==== Stored records

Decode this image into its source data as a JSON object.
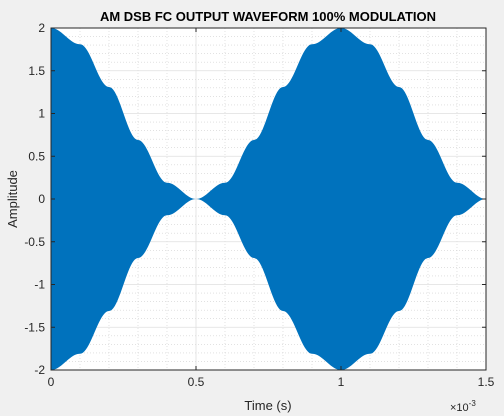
{
  "chart_data": {
    "type": "area",
    "title": "AM DSB FC OUTPUT WAVEFORM 100% MODULATION",
    "xlabel": "Time (s)",
    "ylabel": "Amplitude",
    "xlim": [
      0,
      0.0015
    ],
    "ylim": [
      -2,
      2
    ],
    "x_exponent_label": "×10",
    "x_exponent_power": "-3",
    "x_ticks": [
      0,
      0.0005,
      0.001,
      0.0015
    ],
    "x_tick_labels": [
      "0",
      "0.5",
      "1",
      "1.5"
    ],
    "y_ticks": [
      2,
      1.5,
      1,
      0.5,
      0,
      -0.5,
      -1,
      -1.5,
      -2
    ],
    "y_tick_labels": [
      "2",
      "1.5",
      "1",
      "0.5",
      "0",
      "-0.5",
      "-1",
      "-1.5",
      "-2"
    ],
    "grid": true,
    "minor_grid": true,
    "series": [
      {
        "color": "#0072bd",
        "description_envelope": "1 + cos(2*pi*1000*t)",
        "x": [
          0,
          0.0001,
          0.0002,
          0.0003,
          0.0004,
          0.0005,
          0.0006,
          0.0007,
          0.0008,
          0.0009,
          0.001,
          0.0011,
          0.0012,
          0.0013,
          0.0014,
          0.0015
        ],
        "upper": [
          2,
          1.81,
          1.31,
          0.69,
          0.19,
          0,
          0.19,
          0.69,
          1.31,
          1.81,
          2,
          1.81,
          1.31,
          0.69,
          0.19,
          0
        ],
        "lower": [
          -2,
          -1.81,
          -1.31,
          -0.69,
          -0.19,
          0,
          -0.19,
          -0.69,
          -1.31,
          -1.81,
          -2,
          -1.81,
          -1.31,
          -0.69,
          -0.19,
          0
        ]
      }
    ]
  }
}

========

▸ **Problem to solve**: Return every line of the records exactly as given, pictures excluded.

▸ **Written response**:
Decode this image into its source data as a JSON object.
{
  "chart_data": {
    "type": "area",
    "title": "AM DSB FC OUTPUT WAVEFORM 100% MODULATION",
    "xlabel": "Time (s)",
    "ylabel": "Amplitude",
    "xlim": [
      0,
      0.0015
    ],
    "ylim": [
      -2,
      2
    ],
    "x_exponent_label": "×10",
    "x_exponent_power": "-3",
    "x_ticks": [
      0,
      0.0005,
      0.001,
      0.0015
    ],
    "x_tick_labels": [
      "0",
      "0.5",
      "1",
      "1.5"
    ],
    "y_ticks": [
      2,
      1.5,
      1,
      0.5,
      0,
      -0.5,
      -1,
      -1.5,
      -2
    ],
    "y_tick_labels": [
      "2",
      "1.5",
      "1",
      "0.5",
      "0",
      "-0.5",
      "-1",
      "-1.5",
      "-2"
    ],
    "grid": true,
    "minor_grid": true,
    "series": [
      {
        "color": "#0072bd",
        "description_envelope": "1 + cos(2*pi*1000*t)",
        "x": [
          0,
          0.0001,
          0.0002,
          0.0003,
          0.0004,
          0.0005,
          0.0006,
          0.0007,
          0.0008,
          0.0009,
          0.001,
          0.0011,
          0.0012,
          0.0013,
          0.0014,
          0.0015
        ],
        "upper": [
          2,
          1.81,
          1.31,
          0.69,
          0.19,
          0,
          0.19,
          0.69,
          1.31,
          1.81,
          2,
          1.81,
          1.31,
          0.69,
          0.19,
          0
        ],
        "lower": [
          -2,
          -1.81,
          -1.31,
          -0.69,
          -0.19,
          0,
          -0.19,
          -0.69,
          -1.31,
          -1.81,
          -2,
          -1.81,
          -1.31,
          -0.69,
          -0.19,
          0
        ]
      }
    ]
  }
}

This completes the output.